Copy the items below word for word, from the first one through the line containing "panel1-legend-top[interactable]: magAGASC <box>1357", including that line.

········

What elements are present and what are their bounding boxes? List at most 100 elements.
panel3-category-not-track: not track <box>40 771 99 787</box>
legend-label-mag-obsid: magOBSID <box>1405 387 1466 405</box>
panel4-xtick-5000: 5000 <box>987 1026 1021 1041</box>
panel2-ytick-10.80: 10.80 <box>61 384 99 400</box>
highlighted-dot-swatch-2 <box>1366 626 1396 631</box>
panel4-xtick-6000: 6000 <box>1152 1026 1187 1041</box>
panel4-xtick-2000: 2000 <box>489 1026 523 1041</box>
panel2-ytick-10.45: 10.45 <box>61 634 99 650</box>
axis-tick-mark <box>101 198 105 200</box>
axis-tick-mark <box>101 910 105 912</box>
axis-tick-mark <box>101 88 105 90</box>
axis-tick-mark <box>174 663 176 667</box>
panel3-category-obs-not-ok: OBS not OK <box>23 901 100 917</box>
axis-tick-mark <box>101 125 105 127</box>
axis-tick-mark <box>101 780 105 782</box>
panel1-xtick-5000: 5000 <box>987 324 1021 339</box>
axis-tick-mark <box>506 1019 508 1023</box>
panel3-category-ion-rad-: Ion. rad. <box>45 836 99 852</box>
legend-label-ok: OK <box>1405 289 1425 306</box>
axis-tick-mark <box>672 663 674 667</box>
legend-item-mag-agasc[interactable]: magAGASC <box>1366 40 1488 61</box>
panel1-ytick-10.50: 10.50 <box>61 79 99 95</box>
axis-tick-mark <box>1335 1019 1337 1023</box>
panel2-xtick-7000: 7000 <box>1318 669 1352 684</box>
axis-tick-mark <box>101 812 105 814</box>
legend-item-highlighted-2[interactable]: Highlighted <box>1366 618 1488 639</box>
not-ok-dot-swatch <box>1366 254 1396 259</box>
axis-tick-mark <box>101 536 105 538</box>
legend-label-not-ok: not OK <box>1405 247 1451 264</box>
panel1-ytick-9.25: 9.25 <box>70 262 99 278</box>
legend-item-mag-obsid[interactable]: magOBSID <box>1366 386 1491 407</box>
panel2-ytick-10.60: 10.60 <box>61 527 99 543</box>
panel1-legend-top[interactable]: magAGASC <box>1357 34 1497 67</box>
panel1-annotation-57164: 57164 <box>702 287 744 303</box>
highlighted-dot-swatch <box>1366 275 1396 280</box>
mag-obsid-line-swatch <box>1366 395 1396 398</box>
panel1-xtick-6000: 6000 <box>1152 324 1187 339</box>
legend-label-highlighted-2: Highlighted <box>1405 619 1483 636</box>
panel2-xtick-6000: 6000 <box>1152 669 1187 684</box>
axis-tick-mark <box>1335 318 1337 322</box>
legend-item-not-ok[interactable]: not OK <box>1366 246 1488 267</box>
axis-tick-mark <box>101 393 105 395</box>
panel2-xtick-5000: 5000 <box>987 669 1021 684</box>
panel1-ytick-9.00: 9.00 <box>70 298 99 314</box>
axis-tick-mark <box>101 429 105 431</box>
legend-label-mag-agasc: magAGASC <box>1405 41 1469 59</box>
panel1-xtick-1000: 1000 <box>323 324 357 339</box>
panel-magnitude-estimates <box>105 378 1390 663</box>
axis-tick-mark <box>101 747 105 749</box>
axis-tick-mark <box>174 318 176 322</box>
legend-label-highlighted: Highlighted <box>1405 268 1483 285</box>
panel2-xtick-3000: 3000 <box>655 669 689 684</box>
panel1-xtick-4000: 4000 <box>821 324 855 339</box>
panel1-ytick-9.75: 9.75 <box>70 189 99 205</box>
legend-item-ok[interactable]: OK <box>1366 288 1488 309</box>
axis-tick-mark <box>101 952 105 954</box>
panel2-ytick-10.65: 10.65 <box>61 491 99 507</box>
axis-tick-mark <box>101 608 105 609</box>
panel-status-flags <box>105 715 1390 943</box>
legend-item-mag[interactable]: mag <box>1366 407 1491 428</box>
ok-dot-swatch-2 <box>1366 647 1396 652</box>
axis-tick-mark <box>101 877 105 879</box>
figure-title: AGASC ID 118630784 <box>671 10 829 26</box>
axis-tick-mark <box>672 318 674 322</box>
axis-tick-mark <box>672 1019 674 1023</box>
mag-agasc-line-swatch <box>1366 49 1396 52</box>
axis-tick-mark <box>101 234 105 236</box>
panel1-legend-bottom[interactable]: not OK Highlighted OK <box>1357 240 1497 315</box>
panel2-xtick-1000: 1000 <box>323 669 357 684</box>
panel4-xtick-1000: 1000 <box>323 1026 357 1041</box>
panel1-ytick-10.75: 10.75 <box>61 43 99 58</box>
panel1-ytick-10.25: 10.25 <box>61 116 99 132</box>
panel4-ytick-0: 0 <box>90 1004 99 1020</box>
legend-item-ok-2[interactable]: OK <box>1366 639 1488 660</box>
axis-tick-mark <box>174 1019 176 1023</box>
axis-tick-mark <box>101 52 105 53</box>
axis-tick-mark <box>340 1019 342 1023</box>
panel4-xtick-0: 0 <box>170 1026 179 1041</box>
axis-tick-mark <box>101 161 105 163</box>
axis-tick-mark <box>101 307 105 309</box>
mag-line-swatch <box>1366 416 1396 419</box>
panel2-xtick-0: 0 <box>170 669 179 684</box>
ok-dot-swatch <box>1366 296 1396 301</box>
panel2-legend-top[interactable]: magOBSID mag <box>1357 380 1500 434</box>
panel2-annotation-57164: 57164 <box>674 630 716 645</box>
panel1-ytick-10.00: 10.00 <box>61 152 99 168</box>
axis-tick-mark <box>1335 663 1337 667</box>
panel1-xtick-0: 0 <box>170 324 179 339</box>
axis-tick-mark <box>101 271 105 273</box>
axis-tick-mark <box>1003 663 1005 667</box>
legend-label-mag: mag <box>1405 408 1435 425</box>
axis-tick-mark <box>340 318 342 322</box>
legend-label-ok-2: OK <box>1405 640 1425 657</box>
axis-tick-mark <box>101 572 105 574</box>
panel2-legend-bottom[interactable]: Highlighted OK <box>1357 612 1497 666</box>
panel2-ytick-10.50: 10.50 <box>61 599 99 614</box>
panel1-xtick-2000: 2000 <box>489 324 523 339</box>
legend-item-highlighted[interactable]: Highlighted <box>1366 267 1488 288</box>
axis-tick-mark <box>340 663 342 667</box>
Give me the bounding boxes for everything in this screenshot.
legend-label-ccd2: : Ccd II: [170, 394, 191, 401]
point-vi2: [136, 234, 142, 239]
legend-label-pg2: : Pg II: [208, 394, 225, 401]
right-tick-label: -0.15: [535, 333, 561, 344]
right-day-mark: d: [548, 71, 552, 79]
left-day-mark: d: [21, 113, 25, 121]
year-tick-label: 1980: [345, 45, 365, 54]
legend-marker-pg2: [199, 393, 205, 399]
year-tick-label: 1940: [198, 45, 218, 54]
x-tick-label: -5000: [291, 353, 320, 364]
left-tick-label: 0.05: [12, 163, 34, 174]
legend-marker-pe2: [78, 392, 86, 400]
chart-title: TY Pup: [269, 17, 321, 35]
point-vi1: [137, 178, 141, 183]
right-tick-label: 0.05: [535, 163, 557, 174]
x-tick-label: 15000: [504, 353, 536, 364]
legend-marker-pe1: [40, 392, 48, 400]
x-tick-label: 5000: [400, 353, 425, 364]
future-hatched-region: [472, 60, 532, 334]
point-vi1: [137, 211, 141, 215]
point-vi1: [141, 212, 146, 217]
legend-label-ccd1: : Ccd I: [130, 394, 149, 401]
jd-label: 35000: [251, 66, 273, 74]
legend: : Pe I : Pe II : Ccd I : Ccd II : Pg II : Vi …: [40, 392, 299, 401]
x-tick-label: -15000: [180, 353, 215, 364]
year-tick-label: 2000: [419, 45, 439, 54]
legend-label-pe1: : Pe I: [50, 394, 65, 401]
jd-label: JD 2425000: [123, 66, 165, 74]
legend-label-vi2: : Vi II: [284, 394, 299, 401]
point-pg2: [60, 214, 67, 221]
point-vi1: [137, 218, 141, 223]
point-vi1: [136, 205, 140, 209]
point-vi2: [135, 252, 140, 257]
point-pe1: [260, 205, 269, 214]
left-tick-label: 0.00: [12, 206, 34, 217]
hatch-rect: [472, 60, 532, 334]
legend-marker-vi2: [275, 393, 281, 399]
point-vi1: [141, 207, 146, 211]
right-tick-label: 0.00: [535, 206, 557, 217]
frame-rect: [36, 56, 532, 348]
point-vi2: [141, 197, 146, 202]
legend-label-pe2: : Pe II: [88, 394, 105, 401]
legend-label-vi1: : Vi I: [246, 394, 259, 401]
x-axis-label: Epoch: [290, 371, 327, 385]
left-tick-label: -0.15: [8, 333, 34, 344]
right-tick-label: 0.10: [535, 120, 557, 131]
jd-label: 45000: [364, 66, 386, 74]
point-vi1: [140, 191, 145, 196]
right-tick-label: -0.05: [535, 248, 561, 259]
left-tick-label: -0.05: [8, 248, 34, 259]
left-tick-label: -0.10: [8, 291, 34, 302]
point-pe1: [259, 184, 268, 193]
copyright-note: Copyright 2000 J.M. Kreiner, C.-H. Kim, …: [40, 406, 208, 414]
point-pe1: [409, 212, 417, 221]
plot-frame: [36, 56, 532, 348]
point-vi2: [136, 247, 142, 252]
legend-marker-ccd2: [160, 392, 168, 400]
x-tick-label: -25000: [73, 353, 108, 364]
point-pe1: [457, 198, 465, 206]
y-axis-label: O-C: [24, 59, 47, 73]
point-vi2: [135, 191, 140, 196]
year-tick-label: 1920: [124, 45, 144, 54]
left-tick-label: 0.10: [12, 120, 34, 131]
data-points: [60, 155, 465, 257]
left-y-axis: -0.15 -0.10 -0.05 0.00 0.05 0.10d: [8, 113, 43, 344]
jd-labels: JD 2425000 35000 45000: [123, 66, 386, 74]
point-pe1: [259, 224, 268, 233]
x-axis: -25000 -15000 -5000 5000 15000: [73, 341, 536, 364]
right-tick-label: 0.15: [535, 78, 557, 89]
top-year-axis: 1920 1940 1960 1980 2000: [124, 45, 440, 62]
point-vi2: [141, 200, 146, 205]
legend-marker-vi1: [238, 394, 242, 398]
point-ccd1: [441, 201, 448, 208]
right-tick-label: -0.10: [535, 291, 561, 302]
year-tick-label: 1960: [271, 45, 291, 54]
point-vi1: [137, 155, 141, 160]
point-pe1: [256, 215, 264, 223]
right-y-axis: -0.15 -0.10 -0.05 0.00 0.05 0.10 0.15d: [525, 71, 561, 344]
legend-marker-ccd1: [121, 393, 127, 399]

········

RESPONSE TO THE TASK:
What elements are present and what are their bounding boxes? List at most 100 elements.
panel3-category-not-track: not track <box>40 771 99 787</box>
legend-label-mag-obsid: magOBSID <box>1405 387 1466 405</box>
panel4-xtick-5000: 5000 <box>987 1026 1021 1041</box>
panel2-ytick-10.80: 10.80 <box>61 384 99 400</box>
highlighted-dot-swatch-2 <box>1366 626 1396 631</box>
panel4-xtick-6000: 6000 <box>1152 1026 1187 1041</box>
panel4-xtick-2000: 2000 <box>489 1026 523 1041</box>
panel2-ytick-10.45: 10.45 <box>61 634 99 650</box>
axis-tick-mark <box>101 198 105 200</box>
axis-tick-mark <box>101 910 105 912</box>
axis-tick-mark <box>101 88 105 90</box>
axis-tick-mark <box>174 663 176 667</box>
panel3-category-obs-not-ok: OBS not OK <box>23 901 100 917</box>
axis-tick-mark <box>101 125 105 127</box>
axis-tick-mark <box>101 780 105 782</box>
panel1-xtick-5000: 5000 <box>987 324 1021 339</box>
axis-tick-mark <box>506 1019 508 1023</box>
panel3-category-ion-rad-: Ion. rad. <box>45 836 99 852</box>
legend-label-ok: OK <box>1405 289 1425 306</box>
axis-tick-mark <box>672 663 674 667</box>
legend-item-mag-agasc[interactable]: magAGASC <box>1366 40 1488 61</box>
panel1-ytick-10.50: 10.50 <box>61 79 99 95</box>
axis-tick-mark <box>1335 1019 1337 1023</box>
panel2-xtick-7000: 7000 <box>1318 669 1352 684</box>
axis-tick-mark <box>101 812 105 814</box>
legend-item-highlighted-2[interactable]: Highlighted <box>1366 618 1488 639</box>
not-ok-dot-swatch <box>1366 254 1396 259</box>
axis-tick-mark <box>101 536 105 538</box>
legend-label-not-ok: not OK <box>1405 247 1451 264</box>
panel1-ytick-9.25: 9.25 <box>70 262 99 278</box>
legend-item-mag-obsid[interactable]: magOBSID <box>1366 386 1491 407</box>
panel2-ytick-10.60: 10.60 <box>61 527 99 543</box>
panel1-legend-top[interactable]: magAGASC <box>1357 34 1497 67</box>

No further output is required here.